Problem details: Each entry must be reproduced precisely as it stands.

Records
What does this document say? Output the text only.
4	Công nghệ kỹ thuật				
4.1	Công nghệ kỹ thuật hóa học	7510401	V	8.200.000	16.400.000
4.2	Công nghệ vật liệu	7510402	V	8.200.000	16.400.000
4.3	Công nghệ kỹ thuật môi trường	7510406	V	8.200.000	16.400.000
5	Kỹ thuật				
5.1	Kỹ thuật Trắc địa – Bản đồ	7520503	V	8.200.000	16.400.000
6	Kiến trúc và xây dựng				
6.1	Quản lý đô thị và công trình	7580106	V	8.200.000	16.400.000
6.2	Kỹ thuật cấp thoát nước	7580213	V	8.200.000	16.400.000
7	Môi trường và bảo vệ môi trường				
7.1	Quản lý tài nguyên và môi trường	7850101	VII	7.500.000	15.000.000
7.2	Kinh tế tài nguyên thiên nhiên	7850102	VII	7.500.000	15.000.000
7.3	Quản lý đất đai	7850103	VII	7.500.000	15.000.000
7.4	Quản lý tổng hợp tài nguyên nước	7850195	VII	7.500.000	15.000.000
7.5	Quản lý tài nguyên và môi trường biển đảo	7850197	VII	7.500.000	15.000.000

Completed exercise:
What does this document say? Output the text only.
4	Công nghệ kỹ thuật				
4.1	Công nghệ kỹ thuật hóa học	7510401	V	8.200.000	16.400.000
4.2	Công nghệ vật liệu	7510402	V	8.200.000	16.400.000
4.3	Công nghệ kỹ thuật môi trường	7510406	V	8.200.000	16.400.000
5	Kỹ thuật				
5.1	Kỹ thuật Trắc địa – Bản đồ	7520503	V	8.200.000	16.400.000
6	Kiến trúc và xây dựng				
6.1	Quản lý đô thị và công trình	7580106	V	8.200.000	16.400.000
6.2	Kỹ thuật cấp thoát nước	7580213	V	8.200.000	16.400.000
7	Môi trường và bảo vệ môi trường				
7.1	Quản lý tài nguyên và môi trường	7850101	VII	7.500.000	15.000.000
7.2	Kinh tế tài nguyên thiên nhiên	7850102	VII	7.500.000	15.000.000
7.3	Quản lý đất đai	7850103	VII	7.500.000	15.000.000
7.4	Quản lý tổng hợp tài nguyên nước	7850195	VII	7.500.000	15.000.000
7.5	Quản lý tài nguyên và môi trường biển đảo	7850197	VII	7.500.000	15.000.000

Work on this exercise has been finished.